[Extracted data entries]
+++++
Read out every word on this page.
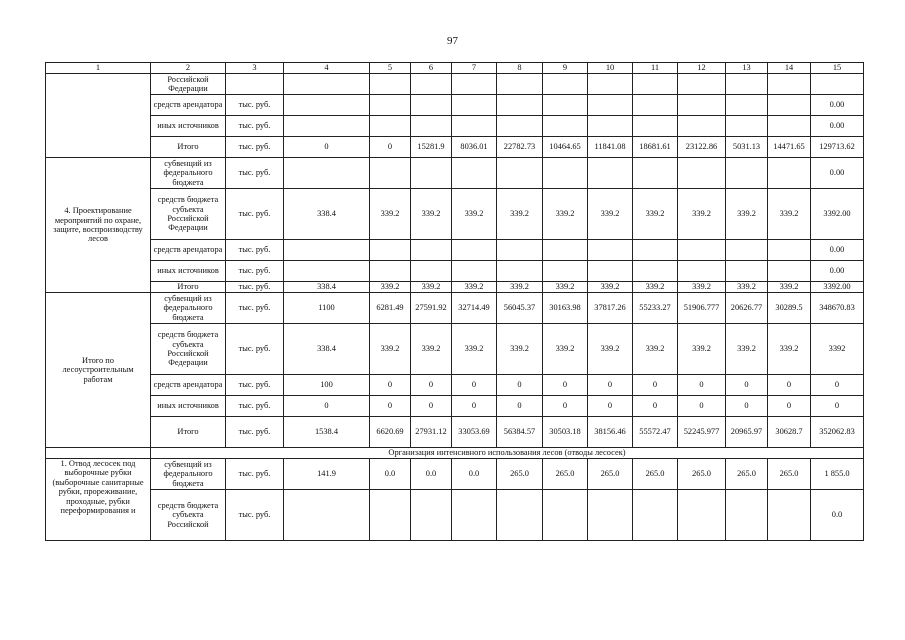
97
1	2	3	4	5	6	7	8	9	10	11	12	13	14	15
	Российской Федерации													
	средств арендатора	тыс. руб.												0.00
	иных источников	тыс. руб.												0.00
	Итого	тыс. руб.	0	0	15281.9	8036.01	22782.73	10464.65	11841.08	18681.61	23122.86	5031.13	14471.65	129713.62
4. Проектирование мероприятий по охране, защите, воспроизводству лесов	субвенций из федерального бюджета	тыс. руб.												0.00
	средств бюджета субъекта Российской Федерации	тыс. руб.	338.4	339.2	339.2	339.2	339.2	339.2	339.2	339.2	339.2	339.2	339.2	3392.00
	средств арендатора	тыс. руб.												0.00
	иных источников	тыс. руб.												0.00
	Итого	тыс. руб.	338.4	339.2	339.2	339.2	339.2	339.2	339.2	339.2	339.2	339.2	339.2	3392.00
Итого по лесоустроительным работам	субвенций из федерального бюджета	тыс. руб.	1100	6281.49	27591.92	32714.49	56045.37	30163.98	37817.26	55233.27	51906.777	20626.77	30289.5	348670.83
	средств бюджета субъекта Российской Федерации	тыс. руб.	338.4	339.2	339.2	339.2	339.2	339.2	339.2	339.2	339.2	339.2	339.2	3392
	средств арендатора	тыс. руб.	100	0	0	0	0	0	0	0	0	0	0	0
	иных источников	тыс. руб.	0	0	0	0	0	0	0	0	0	0	0	0
	Итого	тыс. руб.	1538.4	6620.69	27931.12	33053.69	56384.57	30503.18	38156.46	55572.47	52245.977	20965.97	30628.7	352062.83
	Организация интенсивного использования лесов (отводы лесосек)													
1. Отвод лесосек под выборочные рубки (выборочные санитарные рубки, прореживание, проходные, рубки переформирования и	субвенций из федерального бюджета	тыс. руб.	141.9	0.0	0.0	0.0	265.0	265.0	265.0	265.0	265.0	265.0	265.0	1 855.0
	средств бюджета субъекта Российской	тыс. руб.												0.0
+++++
### TASK OBJECTIVE
Of the lines above, how many hold the string "лесосек"? Answer with only the number.

### RESULT FOR THIS EXERCISE
2